EXERCISE REQUIREMENTS: Pull every line holding the string "this" from the records below.

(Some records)
╔══

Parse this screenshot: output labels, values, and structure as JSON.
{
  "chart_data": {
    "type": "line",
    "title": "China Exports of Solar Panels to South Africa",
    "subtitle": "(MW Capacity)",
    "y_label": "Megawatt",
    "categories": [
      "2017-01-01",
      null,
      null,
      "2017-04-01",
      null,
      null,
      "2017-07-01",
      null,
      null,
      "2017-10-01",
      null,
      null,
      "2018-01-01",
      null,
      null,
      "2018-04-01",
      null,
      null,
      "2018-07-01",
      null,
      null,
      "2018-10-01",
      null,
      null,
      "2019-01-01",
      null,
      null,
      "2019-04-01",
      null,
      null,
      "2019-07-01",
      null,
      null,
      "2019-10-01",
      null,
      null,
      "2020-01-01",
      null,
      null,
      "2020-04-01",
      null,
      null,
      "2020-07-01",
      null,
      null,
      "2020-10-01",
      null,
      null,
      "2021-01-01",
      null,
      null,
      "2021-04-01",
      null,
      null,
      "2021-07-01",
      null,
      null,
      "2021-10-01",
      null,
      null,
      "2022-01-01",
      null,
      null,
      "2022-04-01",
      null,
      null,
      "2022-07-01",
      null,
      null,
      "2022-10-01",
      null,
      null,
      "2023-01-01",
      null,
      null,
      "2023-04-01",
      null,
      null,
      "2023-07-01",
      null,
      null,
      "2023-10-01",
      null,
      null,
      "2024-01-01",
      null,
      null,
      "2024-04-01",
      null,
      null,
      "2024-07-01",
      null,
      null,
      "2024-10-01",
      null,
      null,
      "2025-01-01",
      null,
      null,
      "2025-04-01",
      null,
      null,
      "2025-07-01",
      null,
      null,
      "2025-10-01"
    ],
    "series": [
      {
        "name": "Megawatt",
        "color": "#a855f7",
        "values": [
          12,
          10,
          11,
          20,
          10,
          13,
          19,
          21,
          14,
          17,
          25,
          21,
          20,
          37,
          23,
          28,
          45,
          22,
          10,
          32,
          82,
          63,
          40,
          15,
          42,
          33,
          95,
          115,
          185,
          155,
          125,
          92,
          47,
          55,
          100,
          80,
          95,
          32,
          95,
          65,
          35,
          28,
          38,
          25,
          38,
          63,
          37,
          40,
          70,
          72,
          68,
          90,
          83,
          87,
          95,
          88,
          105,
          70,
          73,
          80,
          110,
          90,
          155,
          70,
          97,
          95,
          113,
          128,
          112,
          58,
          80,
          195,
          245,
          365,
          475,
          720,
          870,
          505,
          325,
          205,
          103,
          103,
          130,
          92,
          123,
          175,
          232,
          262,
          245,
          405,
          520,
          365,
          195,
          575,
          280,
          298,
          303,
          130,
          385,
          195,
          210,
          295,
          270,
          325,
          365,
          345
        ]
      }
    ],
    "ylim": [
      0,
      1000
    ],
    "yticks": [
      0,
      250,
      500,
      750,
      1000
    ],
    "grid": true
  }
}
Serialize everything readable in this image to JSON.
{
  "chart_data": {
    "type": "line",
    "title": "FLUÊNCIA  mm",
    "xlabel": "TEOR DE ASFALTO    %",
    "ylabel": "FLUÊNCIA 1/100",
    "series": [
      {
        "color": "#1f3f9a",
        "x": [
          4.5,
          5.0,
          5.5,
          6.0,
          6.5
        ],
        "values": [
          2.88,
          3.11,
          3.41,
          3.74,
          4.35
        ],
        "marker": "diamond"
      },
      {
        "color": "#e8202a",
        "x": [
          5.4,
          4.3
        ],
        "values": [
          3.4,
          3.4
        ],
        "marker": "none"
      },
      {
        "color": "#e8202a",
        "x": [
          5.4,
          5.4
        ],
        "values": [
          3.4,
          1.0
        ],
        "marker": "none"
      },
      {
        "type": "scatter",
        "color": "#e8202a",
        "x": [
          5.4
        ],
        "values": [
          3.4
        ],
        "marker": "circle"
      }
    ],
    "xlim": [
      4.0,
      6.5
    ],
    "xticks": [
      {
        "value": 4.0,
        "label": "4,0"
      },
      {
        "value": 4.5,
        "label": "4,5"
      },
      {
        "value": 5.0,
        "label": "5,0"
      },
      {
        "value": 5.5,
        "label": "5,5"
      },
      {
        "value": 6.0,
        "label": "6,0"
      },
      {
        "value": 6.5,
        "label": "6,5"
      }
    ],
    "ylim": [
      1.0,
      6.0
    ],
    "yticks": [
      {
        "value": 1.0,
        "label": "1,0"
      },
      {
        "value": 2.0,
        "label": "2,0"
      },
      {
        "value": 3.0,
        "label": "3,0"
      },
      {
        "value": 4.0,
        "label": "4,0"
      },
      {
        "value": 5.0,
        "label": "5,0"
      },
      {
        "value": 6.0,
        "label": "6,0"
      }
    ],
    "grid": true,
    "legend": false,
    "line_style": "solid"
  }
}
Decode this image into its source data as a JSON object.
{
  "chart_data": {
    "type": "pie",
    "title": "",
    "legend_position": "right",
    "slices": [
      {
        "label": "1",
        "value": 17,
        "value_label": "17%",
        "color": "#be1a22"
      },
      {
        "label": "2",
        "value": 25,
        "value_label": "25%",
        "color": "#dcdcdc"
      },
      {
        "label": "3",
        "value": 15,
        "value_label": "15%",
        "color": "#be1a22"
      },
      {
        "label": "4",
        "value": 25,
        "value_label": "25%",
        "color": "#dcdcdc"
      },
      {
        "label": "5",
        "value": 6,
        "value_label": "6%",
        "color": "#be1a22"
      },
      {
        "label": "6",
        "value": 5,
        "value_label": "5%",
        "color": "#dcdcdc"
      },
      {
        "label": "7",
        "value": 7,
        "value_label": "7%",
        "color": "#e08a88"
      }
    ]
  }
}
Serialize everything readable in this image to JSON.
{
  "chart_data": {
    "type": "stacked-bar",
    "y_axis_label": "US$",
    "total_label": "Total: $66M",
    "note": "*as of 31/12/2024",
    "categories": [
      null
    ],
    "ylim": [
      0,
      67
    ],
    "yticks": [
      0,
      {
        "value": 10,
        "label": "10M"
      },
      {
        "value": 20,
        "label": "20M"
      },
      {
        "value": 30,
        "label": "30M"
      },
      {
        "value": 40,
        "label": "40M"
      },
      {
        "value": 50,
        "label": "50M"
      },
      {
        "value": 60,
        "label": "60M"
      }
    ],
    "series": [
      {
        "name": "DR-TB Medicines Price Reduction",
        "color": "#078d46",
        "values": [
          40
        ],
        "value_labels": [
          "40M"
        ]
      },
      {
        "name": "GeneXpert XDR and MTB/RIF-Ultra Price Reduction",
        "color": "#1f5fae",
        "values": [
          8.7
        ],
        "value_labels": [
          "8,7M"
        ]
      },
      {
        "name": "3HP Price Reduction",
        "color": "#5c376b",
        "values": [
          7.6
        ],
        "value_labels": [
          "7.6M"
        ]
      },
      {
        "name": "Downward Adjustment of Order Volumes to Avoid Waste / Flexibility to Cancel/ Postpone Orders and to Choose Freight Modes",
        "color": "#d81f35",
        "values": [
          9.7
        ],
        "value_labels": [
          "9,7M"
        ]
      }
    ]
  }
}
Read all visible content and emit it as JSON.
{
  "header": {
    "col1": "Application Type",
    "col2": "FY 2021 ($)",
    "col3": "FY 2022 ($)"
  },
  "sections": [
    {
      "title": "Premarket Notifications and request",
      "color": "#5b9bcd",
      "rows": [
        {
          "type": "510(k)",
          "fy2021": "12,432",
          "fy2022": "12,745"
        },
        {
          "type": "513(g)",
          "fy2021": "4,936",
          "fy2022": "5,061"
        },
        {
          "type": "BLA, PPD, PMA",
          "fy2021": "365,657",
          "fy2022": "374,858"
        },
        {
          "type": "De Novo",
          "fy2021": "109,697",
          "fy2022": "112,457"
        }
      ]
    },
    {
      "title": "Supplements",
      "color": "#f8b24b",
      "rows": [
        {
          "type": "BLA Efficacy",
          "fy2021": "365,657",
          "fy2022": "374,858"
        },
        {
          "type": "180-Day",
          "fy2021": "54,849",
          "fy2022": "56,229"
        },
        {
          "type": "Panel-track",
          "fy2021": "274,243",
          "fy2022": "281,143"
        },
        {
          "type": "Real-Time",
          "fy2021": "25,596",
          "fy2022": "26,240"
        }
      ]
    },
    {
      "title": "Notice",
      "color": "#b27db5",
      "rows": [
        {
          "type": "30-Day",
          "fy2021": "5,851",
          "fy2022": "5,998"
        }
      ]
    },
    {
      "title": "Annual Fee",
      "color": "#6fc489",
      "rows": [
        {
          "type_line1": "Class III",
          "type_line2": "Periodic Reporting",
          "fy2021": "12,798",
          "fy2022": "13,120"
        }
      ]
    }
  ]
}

╚══

ANSWER TO THE EXERCISE:
Parse this screenshot: output labels, values, and structure as JSON.
Serialize everything readable in this image to JSON.
Decode this image into its source data as a JSON object.
Serialize everything readable in this image to JSON.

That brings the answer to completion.